------ TASK DATA ------

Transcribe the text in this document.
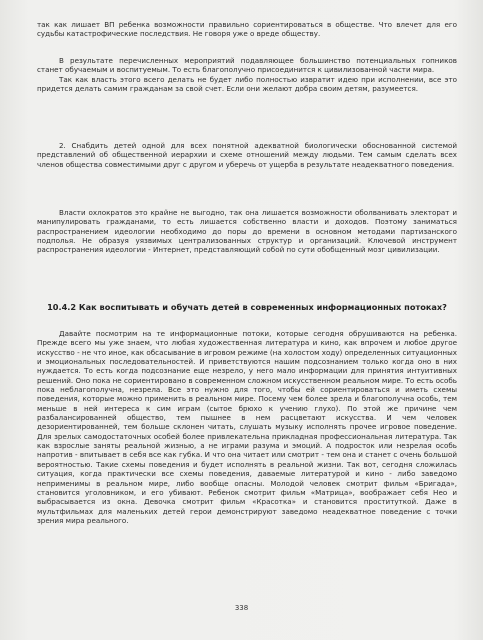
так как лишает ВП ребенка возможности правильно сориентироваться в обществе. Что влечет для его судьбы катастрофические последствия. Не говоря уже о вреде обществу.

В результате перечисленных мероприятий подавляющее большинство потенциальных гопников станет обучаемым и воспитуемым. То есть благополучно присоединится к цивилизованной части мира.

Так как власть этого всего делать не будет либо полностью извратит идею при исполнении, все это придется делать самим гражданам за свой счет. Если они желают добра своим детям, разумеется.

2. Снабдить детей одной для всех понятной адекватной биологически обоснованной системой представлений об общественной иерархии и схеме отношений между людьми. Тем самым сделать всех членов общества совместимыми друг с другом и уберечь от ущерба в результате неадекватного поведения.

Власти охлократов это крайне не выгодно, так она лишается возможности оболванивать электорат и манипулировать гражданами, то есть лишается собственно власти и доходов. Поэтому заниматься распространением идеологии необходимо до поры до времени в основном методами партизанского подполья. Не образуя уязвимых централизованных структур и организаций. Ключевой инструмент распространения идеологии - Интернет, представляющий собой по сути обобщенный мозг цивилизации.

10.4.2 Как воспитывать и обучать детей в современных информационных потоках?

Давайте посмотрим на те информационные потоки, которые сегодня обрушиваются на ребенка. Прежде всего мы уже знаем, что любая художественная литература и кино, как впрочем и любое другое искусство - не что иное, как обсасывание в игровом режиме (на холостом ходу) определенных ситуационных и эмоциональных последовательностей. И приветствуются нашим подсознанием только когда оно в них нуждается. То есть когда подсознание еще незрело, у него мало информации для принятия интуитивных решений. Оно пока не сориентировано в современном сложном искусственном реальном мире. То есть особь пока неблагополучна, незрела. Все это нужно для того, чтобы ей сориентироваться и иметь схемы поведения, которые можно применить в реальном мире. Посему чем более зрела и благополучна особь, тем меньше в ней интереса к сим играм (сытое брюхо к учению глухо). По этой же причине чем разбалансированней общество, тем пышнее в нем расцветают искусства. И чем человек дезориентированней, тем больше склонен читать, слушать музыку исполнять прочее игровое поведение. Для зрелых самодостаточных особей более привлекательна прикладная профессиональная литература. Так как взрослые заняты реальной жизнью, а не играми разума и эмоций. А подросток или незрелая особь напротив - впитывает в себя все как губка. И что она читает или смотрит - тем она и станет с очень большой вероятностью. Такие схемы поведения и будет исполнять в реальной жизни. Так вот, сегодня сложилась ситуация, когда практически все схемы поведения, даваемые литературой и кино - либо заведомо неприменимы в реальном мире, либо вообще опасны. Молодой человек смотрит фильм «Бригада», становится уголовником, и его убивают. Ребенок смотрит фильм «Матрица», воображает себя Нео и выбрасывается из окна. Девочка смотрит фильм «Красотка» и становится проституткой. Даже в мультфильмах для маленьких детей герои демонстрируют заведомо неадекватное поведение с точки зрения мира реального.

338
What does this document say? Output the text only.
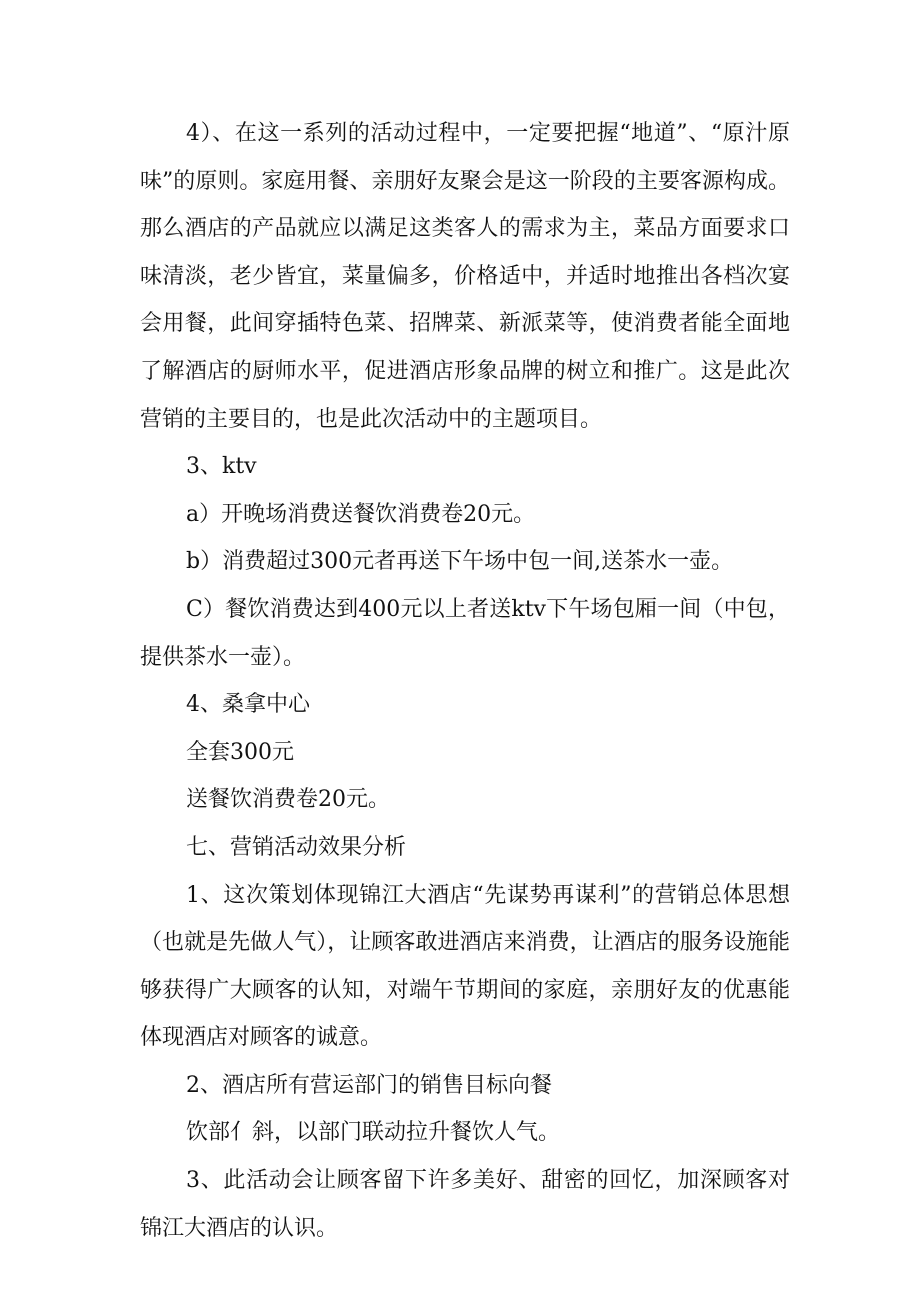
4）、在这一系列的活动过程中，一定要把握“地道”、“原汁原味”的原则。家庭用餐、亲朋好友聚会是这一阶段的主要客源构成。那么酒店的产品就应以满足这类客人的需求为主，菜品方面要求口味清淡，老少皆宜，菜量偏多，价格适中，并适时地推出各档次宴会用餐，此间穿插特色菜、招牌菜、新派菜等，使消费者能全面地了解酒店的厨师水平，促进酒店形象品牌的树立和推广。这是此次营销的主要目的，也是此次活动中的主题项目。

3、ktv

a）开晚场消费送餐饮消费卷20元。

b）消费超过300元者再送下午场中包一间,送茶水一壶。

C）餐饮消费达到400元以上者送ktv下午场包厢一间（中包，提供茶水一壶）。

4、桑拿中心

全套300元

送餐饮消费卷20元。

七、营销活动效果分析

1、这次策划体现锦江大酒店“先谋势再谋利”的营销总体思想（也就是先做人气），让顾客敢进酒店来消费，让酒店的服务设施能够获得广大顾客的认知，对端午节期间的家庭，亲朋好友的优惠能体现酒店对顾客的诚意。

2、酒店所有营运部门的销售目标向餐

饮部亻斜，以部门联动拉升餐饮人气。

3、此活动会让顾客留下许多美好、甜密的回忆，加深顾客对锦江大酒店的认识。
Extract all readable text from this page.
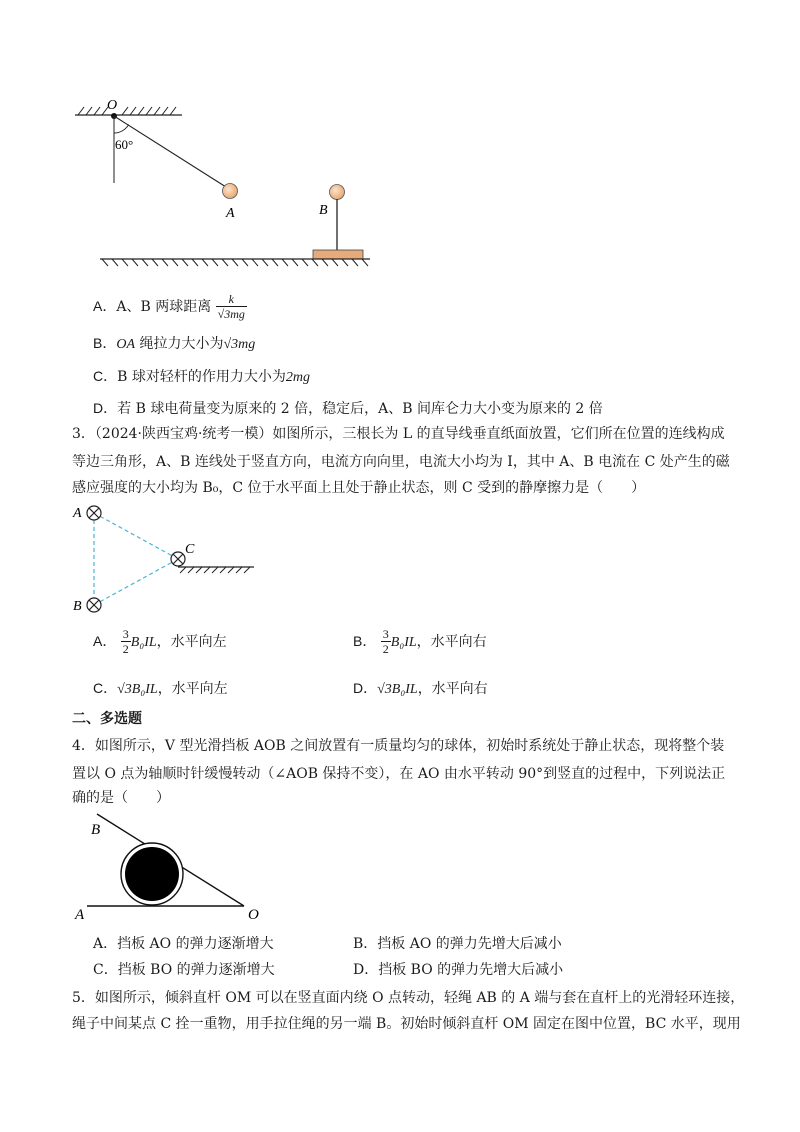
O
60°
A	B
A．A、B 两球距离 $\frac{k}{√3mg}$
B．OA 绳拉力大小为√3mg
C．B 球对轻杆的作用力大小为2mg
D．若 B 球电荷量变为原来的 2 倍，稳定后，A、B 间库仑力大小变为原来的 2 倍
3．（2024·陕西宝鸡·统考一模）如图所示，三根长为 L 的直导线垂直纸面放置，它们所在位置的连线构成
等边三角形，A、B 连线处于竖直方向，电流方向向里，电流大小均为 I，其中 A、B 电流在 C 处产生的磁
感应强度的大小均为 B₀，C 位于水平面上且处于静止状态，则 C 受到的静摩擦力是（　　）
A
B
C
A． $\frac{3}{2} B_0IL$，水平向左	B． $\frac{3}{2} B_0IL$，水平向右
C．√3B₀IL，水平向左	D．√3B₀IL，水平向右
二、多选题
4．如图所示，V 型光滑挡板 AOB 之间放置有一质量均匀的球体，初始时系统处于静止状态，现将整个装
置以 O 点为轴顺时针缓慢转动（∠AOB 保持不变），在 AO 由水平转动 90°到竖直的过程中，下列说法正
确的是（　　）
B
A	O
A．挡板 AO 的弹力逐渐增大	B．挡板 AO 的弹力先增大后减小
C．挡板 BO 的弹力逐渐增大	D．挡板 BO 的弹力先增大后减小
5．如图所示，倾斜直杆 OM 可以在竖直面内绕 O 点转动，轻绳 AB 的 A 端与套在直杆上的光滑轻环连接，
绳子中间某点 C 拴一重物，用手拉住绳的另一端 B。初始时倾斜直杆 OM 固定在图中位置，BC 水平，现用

------

**GOAL**
Copy whichever lines in the listing above contain the word "的弹力先增大后减小".

**PROBLEM SOLUTION**
A．挡板 AO 的弹力逐渐增大	B．挡板 AO 的弹力先增大后减小
C．挡板 BO 的弹力逐渐增大	D．挡板 BO 的弹力先增大后减小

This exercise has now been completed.